[Data excerpts]
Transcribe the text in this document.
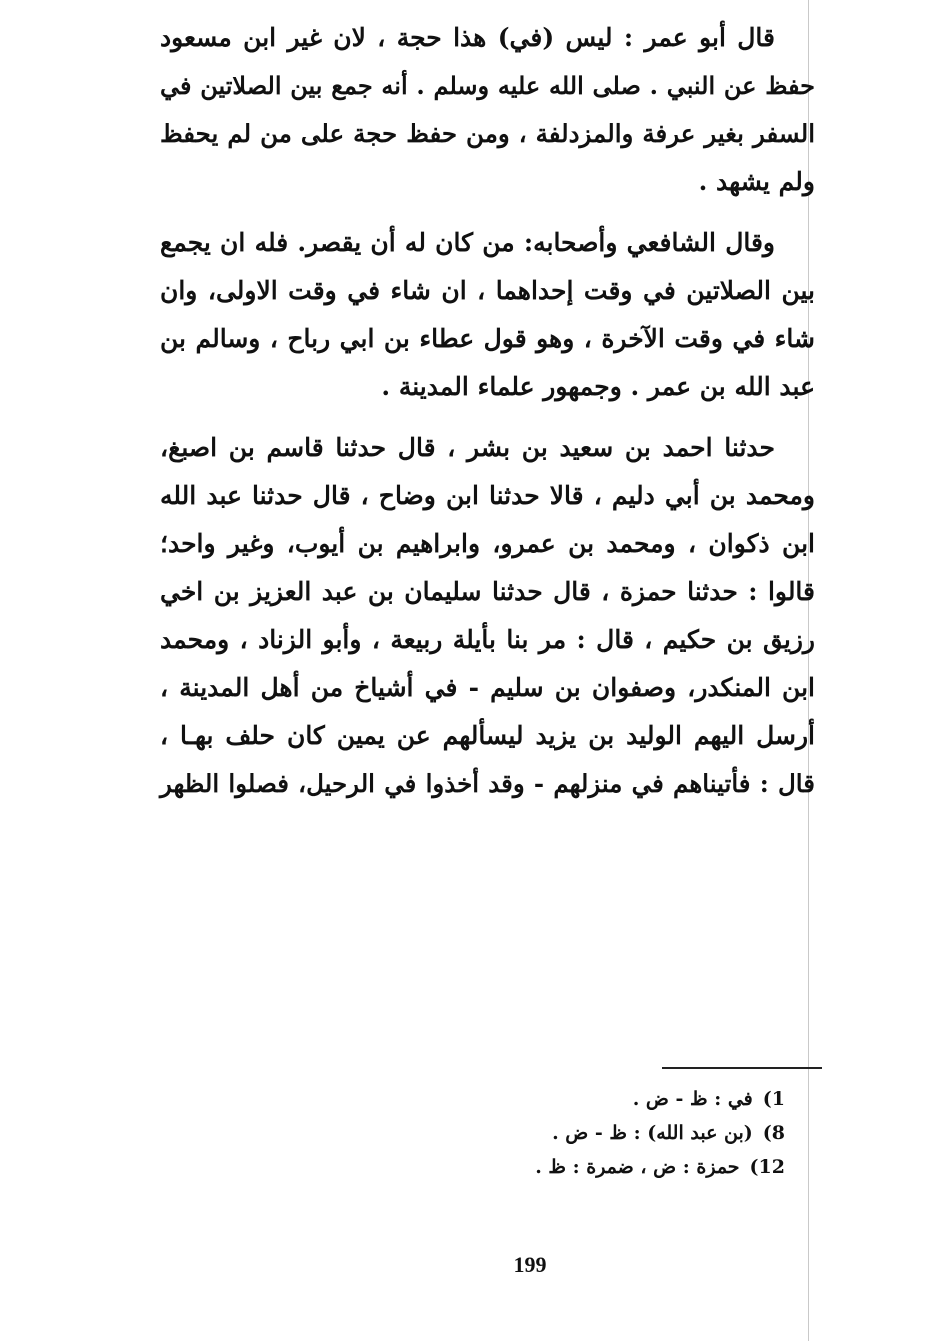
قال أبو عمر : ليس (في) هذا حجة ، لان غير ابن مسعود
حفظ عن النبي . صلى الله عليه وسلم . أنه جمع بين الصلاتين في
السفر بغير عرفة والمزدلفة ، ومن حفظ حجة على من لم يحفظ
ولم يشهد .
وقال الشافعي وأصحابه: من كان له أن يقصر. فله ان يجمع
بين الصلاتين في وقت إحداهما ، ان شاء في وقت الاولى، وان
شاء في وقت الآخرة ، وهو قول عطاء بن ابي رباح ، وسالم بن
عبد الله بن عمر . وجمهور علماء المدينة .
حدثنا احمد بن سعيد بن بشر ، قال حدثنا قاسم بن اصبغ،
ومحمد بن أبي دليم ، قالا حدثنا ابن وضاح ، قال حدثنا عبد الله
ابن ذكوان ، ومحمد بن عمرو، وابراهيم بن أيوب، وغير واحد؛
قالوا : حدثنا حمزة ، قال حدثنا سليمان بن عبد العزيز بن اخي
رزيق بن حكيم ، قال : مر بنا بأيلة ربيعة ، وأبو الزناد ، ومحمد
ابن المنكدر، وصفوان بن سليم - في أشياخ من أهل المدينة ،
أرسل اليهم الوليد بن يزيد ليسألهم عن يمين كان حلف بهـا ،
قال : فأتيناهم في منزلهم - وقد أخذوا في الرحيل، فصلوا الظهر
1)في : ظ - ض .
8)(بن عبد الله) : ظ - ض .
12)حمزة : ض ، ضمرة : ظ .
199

--

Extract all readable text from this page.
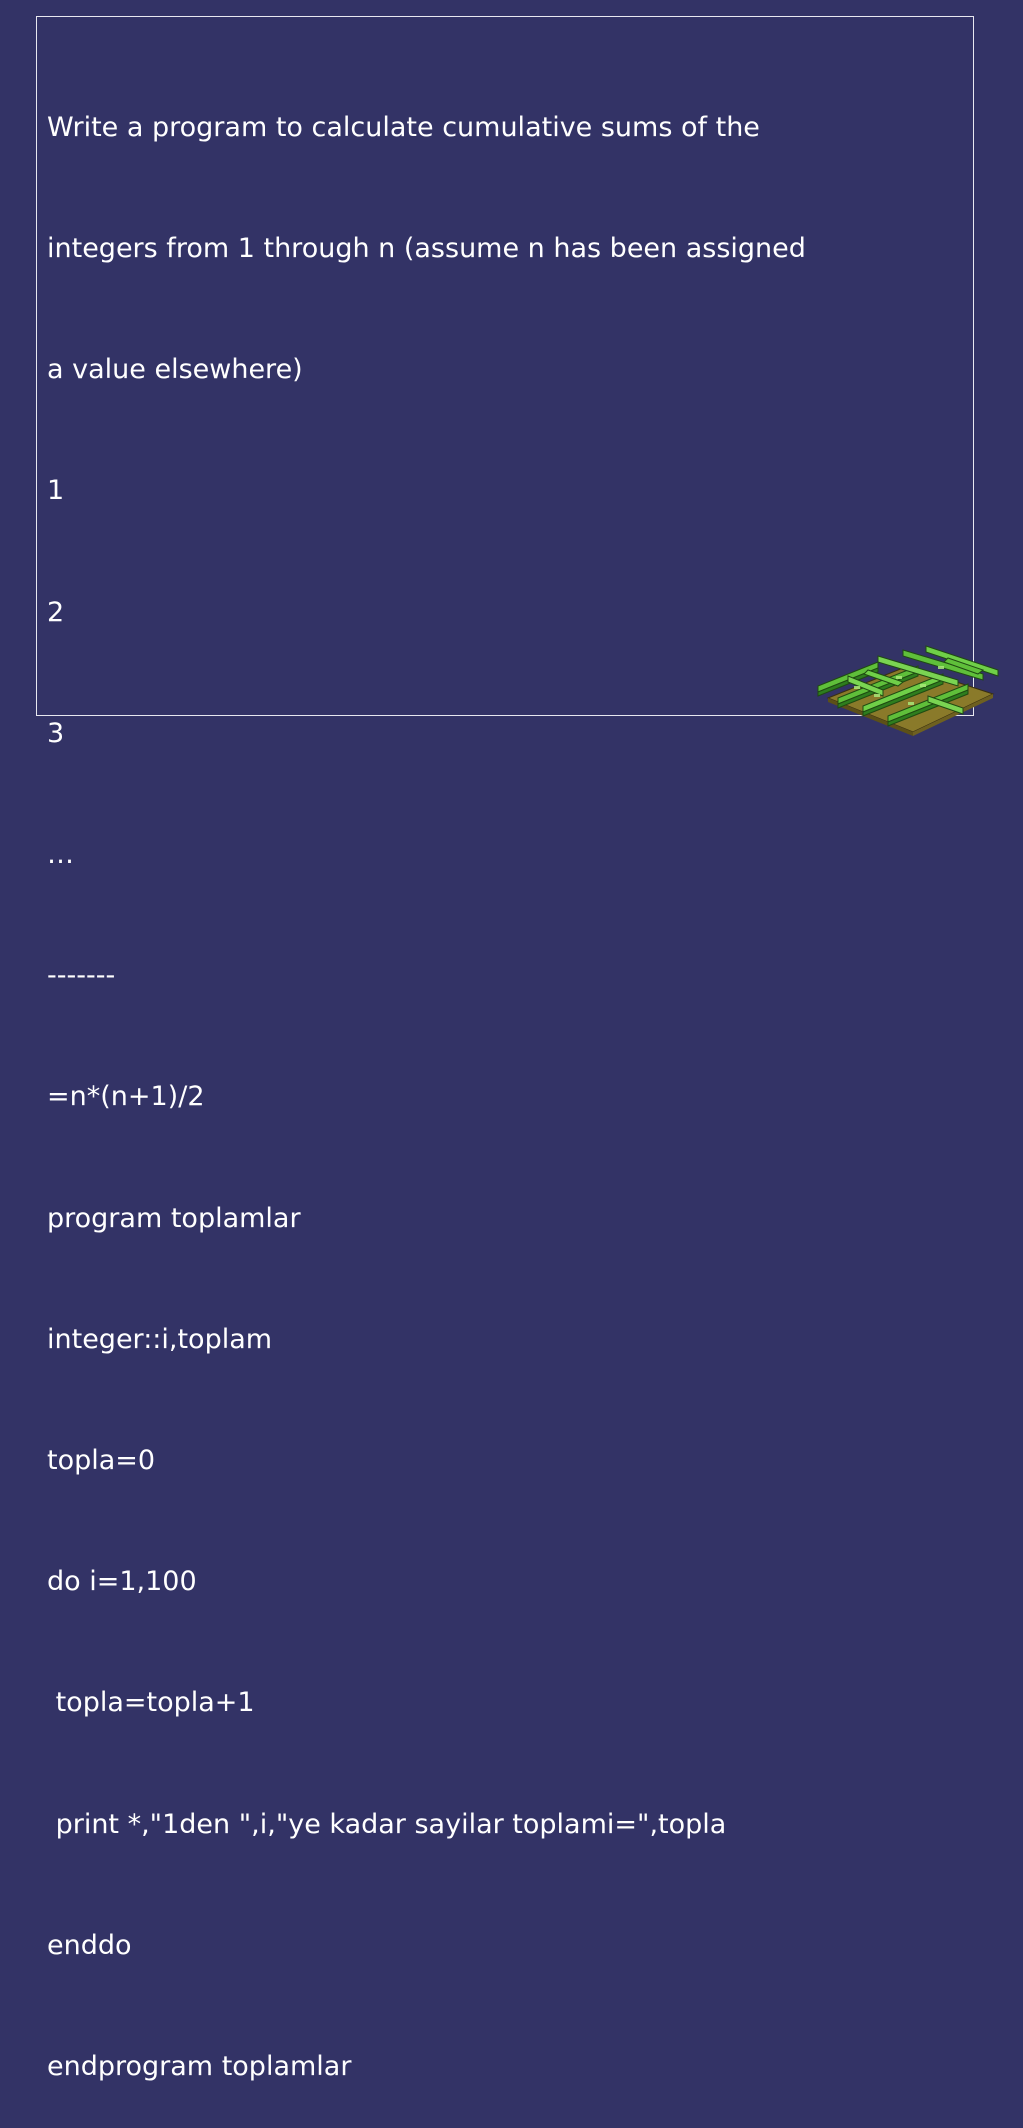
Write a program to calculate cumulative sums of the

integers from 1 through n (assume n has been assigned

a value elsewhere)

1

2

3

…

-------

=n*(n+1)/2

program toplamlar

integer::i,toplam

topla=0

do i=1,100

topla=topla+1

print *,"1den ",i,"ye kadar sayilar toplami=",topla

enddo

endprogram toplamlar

==

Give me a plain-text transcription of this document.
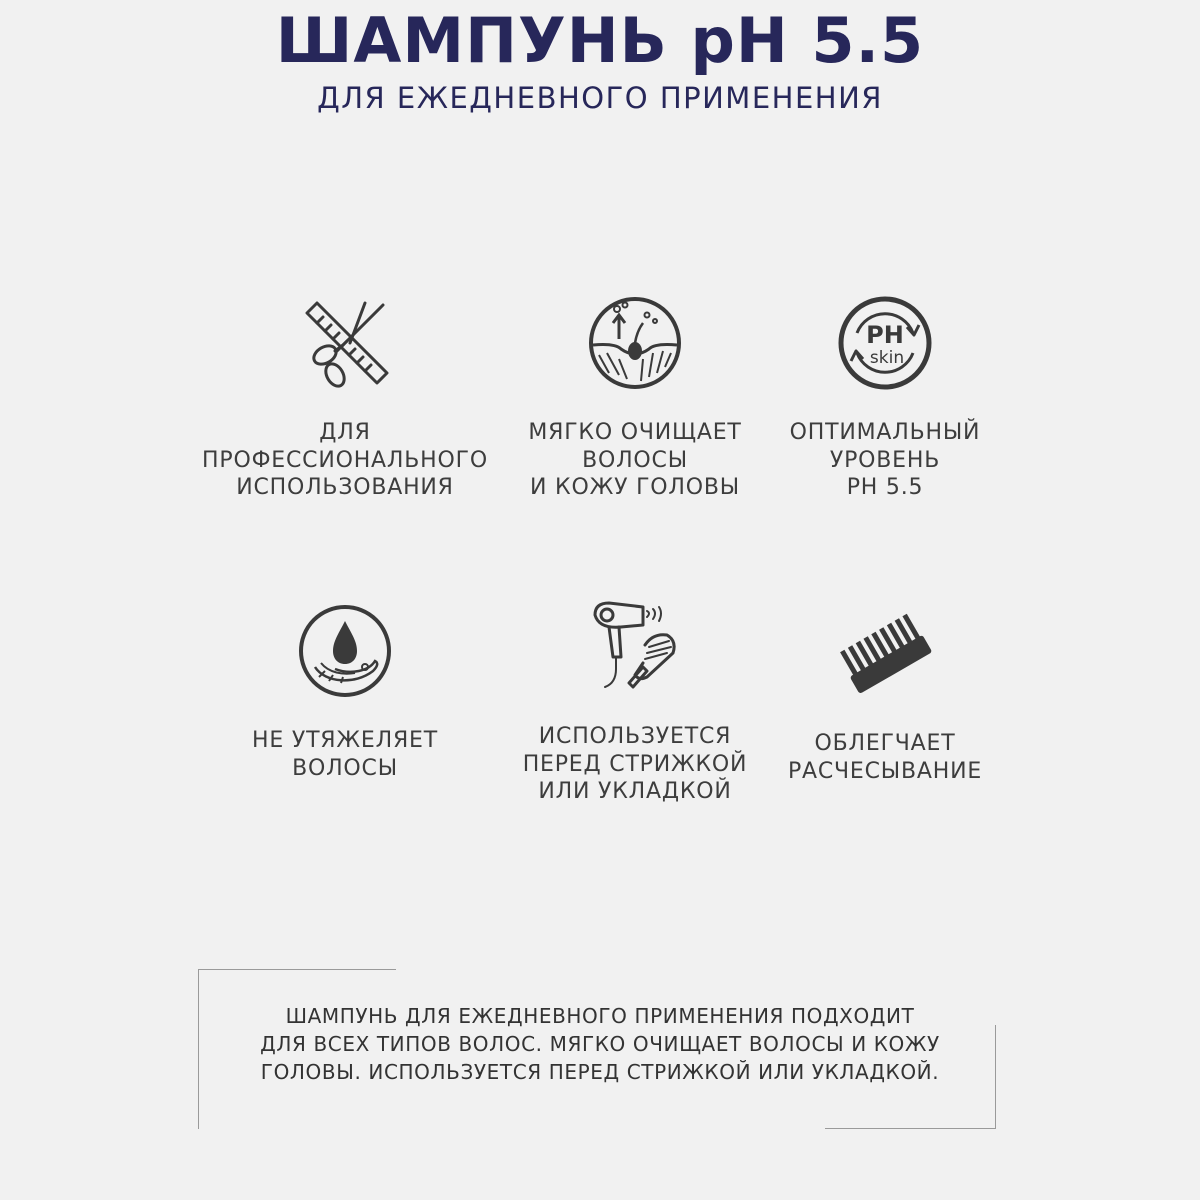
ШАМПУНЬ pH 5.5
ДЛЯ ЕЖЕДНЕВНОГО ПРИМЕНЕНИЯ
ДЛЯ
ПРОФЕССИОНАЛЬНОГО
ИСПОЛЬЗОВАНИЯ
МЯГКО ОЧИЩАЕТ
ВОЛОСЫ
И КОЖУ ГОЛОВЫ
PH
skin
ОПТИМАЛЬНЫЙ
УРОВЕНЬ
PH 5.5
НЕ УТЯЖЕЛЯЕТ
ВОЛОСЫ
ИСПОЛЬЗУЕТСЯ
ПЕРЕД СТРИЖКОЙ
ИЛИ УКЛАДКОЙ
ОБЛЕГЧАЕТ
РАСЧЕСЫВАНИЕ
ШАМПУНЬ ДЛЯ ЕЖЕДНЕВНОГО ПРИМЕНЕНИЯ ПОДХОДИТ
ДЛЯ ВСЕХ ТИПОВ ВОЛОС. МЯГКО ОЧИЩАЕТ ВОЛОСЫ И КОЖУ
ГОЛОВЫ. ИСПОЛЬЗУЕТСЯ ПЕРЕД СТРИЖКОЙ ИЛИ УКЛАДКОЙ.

▶ _Problem description_
What is the number of lines holding the word "ПРИМЕНЕНИЯ"? State it alone.

▶ _Expected answer_
2